Input data
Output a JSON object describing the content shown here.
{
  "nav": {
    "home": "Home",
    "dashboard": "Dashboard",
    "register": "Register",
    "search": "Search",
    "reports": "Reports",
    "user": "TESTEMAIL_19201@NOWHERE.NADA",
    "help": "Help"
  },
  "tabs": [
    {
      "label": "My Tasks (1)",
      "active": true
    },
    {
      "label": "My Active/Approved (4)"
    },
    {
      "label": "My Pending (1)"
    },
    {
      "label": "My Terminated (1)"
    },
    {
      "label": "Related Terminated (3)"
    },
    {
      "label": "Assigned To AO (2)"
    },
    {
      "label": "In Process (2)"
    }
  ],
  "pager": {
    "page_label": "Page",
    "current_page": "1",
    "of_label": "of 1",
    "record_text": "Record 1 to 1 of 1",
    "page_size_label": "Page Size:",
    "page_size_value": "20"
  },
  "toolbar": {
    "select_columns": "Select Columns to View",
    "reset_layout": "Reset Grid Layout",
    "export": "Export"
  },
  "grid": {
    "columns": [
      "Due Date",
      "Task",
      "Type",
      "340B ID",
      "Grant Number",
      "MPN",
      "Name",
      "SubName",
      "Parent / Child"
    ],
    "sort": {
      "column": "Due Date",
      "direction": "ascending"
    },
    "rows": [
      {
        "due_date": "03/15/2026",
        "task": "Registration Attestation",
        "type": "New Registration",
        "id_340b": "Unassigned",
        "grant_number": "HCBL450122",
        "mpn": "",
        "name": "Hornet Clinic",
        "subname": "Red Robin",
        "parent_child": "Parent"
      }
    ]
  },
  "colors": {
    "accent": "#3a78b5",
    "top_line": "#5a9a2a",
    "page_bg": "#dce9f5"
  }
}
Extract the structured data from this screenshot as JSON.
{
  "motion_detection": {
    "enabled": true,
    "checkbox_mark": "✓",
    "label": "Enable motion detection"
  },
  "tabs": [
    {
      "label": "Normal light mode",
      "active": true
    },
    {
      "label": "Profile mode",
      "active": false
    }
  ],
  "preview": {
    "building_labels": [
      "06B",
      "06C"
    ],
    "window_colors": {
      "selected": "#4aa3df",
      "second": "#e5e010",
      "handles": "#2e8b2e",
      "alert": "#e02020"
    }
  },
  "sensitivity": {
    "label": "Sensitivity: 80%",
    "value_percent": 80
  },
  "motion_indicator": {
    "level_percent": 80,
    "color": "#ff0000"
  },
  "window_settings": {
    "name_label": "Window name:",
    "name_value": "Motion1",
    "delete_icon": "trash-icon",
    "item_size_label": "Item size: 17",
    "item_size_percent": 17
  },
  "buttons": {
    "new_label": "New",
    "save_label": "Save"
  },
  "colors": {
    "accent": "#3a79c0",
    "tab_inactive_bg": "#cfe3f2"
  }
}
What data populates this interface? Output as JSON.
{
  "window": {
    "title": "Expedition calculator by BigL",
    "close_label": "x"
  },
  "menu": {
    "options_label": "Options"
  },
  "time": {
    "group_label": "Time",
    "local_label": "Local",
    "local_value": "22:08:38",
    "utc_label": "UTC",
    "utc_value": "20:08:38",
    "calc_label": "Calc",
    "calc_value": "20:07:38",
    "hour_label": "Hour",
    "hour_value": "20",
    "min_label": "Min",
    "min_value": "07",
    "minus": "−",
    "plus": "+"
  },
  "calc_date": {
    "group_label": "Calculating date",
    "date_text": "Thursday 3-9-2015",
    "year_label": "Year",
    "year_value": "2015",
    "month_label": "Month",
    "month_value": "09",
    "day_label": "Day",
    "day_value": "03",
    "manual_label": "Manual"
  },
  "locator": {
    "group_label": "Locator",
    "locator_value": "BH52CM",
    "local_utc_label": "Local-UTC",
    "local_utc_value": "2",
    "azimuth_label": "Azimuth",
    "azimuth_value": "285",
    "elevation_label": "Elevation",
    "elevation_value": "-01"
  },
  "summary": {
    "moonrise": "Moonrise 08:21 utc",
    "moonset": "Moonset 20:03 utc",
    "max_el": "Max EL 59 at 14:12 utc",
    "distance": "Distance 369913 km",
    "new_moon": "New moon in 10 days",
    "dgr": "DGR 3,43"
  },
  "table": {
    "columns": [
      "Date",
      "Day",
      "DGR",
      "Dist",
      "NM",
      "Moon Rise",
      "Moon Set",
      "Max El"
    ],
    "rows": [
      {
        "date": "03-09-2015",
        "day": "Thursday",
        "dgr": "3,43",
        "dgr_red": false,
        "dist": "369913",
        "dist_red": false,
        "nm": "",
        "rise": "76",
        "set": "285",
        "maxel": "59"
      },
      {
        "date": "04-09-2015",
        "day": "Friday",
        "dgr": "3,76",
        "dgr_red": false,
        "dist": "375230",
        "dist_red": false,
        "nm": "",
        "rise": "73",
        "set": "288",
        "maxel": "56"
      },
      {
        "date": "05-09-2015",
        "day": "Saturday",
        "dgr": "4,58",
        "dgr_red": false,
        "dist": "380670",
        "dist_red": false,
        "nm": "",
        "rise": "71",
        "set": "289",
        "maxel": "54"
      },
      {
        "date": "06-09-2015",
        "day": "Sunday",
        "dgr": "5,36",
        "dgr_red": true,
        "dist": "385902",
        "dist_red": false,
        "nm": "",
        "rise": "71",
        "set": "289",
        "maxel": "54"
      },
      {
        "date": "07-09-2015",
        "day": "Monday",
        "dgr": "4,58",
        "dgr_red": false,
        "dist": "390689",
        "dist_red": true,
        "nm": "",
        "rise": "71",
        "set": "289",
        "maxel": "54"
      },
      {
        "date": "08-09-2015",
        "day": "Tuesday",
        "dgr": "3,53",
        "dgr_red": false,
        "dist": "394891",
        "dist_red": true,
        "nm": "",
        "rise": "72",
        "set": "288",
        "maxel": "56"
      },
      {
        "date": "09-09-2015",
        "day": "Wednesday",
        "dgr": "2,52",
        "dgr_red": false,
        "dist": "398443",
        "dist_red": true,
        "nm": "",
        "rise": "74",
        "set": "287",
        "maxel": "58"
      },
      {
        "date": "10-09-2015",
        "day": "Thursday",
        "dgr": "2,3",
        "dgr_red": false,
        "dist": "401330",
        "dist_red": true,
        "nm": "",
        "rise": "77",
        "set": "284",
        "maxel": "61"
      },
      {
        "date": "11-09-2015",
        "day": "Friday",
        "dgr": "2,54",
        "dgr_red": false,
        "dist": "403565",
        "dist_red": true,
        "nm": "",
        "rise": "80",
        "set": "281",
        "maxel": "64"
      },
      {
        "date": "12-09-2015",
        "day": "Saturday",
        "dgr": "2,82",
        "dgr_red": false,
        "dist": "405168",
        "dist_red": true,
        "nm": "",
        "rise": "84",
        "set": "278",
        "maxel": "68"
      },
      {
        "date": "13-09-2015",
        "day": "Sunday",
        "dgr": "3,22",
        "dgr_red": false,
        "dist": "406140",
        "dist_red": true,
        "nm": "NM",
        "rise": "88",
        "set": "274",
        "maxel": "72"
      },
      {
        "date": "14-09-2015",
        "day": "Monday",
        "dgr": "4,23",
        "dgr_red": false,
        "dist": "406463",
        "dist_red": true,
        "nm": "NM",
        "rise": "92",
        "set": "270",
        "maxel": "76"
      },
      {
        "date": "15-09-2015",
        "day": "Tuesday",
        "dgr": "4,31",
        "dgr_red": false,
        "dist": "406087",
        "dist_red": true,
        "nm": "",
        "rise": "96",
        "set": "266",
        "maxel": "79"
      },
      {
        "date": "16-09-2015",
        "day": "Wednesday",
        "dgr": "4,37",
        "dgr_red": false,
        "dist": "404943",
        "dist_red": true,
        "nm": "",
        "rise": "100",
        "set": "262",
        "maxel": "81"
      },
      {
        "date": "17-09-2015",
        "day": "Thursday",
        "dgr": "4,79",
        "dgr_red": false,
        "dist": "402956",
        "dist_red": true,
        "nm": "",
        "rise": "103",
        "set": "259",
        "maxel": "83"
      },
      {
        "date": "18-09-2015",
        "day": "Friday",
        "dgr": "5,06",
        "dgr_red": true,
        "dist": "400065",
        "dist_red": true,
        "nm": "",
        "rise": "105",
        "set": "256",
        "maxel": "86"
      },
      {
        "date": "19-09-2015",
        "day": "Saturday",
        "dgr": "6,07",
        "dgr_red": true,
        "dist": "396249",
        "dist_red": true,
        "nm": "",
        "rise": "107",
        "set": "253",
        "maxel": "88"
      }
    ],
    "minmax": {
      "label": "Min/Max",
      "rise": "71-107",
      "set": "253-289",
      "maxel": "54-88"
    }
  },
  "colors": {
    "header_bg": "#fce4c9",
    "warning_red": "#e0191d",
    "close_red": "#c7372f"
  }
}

Work to be completed
In the records above, locate each line with the word "Terminated". Copy all such lines.

Finished exercise
      "label": "My Terminated (1)"
      "label": "Related Terminated (3)"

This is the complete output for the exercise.